- INSTRUCTIONS TO FOLLOW:
Search the material below for the string "driver" and extract each line that has it.

- EXTRACTED DATA:
--------------------------------

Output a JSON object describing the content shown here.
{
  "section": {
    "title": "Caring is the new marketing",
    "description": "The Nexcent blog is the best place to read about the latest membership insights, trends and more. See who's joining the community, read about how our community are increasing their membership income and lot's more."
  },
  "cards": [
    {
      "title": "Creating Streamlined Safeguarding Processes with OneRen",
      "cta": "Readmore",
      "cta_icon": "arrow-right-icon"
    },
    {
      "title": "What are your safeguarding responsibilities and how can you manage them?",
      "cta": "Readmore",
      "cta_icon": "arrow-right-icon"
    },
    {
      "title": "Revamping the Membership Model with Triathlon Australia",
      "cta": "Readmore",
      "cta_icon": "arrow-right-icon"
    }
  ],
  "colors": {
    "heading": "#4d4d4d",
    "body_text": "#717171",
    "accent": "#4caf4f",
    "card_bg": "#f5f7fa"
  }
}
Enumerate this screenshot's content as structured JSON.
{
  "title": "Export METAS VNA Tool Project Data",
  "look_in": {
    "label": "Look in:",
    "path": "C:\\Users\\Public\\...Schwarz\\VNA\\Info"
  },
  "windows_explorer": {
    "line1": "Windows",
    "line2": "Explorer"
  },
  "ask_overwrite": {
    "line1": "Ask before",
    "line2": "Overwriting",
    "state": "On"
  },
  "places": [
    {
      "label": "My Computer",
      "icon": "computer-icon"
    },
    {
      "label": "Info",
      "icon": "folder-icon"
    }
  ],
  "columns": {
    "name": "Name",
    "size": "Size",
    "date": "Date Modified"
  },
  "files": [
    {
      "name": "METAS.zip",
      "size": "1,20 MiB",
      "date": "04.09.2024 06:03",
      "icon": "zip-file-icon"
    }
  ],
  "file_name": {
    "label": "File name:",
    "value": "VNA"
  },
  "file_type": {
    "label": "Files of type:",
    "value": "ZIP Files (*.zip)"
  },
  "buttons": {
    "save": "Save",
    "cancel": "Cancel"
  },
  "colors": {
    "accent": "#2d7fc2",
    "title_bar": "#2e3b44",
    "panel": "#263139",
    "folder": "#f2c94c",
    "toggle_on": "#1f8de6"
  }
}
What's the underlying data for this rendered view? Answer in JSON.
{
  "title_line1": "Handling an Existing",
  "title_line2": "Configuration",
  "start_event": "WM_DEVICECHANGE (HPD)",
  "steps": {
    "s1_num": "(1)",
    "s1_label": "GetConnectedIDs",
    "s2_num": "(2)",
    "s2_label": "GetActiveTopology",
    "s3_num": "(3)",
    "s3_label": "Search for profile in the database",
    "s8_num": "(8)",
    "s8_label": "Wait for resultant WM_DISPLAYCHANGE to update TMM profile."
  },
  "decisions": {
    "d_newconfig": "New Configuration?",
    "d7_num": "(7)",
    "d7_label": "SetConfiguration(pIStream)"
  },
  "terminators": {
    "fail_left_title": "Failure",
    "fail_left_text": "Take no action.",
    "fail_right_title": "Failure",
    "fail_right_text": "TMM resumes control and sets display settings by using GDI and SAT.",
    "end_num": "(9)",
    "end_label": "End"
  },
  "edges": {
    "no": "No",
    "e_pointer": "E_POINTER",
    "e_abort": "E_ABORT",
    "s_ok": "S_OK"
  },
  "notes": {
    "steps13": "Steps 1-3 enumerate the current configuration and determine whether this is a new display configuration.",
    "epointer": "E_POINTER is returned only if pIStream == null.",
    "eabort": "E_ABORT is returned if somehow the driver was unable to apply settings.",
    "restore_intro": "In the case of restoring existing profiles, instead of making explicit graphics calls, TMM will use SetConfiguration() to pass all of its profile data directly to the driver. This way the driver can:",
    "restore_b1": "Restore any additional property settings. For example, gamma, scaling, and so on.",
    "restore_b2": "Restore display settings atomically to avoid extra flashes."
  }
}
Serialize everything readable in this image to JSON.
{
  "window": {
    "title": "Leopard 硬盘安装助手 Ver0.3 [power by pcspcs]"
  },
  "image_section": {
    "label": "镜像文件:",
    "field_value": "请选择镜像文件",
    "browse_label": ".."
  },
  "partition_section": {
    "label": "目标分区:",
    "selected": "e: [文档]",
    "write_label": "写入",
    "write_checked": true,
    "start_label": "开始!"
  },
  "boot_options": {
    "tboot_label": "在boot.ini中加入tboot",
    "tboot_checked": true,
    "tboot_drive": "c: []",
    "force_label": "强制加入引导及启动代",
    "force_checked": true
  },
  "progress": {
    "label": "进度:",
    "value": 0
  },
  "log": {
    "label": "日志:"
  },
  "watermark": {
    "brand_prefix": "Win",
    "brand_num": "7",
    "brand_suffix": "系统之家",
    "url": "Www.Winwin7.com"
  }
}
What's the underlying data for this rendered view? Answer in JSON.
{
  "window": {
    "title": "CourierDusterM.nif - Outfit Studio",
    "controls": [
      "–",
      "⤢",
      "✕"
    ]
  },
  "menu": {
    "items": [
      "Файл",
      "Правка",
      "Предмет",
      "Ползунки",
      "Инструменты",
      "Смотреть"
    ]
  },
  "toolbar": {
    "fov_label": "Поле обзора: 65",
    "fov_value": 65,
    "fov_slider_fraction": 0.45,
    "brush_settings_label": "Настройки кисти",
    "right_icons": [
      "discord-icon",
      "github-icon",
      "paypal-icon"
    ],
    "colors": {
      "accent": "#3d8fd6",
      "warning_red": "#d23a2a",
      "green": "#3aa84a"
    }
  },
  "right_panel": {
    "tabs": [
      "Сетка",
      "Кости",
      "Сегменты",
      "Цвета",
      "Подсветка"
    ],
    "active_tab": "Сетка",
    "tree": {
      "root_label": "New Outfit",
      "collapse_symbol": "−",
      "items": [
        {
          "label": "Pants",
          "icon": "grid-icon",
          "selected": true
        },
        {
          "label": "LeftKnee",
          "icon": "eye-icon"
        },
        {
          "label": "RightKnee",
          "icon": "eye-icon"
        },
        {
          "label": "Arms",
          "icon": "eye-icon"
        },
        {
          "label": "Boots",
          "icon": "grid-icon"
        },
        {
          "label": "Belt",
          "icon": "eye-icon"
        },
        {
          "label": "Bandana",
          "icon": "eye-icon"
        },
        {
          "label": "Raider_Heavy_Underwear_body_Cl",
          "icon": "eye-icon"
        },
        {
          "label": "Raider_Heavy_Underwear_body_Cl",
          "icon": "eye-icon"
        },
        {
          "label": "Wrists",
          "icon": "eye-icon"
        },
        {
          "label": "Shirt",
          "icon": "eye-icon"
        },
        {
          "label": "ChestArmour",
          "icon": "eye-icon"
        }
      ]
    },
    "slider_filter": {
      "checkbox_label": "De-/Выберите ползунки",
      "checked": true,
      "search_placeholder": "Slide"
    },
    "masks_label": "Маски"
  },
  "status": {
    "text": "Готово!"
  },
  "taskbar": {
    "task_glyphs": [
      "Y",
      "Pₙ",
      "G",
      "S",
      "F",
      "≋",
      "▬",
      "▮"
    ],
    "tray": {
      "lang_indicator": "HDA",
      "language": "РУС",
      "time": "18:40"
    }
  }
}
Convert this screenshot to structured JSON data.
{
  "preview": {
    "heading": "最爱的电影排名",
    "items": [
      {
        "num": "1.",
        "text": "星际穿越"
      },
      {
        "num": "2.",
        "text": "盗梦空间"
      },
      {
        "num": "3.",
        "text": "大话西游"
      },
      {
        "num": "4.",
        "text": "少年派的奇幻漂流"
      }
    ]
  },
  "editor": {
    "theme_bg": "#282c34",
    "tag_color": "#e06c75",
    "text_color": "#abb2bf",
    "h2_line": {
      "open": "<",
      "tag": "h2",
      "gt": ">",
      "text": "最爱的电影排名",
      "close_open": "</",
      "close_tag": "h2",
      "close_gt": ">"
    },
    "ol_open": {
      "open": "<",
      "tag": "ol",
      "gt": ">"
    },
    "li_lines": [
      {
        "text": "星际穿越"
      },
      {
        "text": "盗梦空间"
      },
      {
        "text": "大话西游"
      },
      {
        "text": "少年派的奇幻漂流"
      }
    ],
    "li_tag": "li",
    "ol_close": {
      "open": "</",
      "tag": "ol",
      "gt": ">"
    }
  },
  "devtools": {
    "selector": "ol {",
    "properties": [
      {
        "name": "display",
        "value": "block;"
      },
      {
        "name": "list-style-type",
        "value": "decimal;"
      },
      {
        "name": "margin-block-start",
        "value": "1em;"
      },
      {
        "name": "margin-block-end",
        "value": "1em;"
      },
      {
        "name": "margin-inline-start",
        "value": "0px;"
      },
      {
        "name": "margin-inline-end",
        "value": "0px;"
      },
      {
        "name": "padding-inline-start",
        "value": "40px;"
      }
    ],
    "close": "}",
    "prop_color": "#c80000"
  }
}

--------------------------------

- ANSWER TO THIS PROBLEM:
    "eabort": "E_ABORT is returned if somehow the driver was unable to apply settings.",
    "restore_intro": "In the case of restoring existing profiles, instead of making explicit graphics calls, TMM will use SetConfiguration() to pass all of its profile data directly to the driver. This way the driver can:",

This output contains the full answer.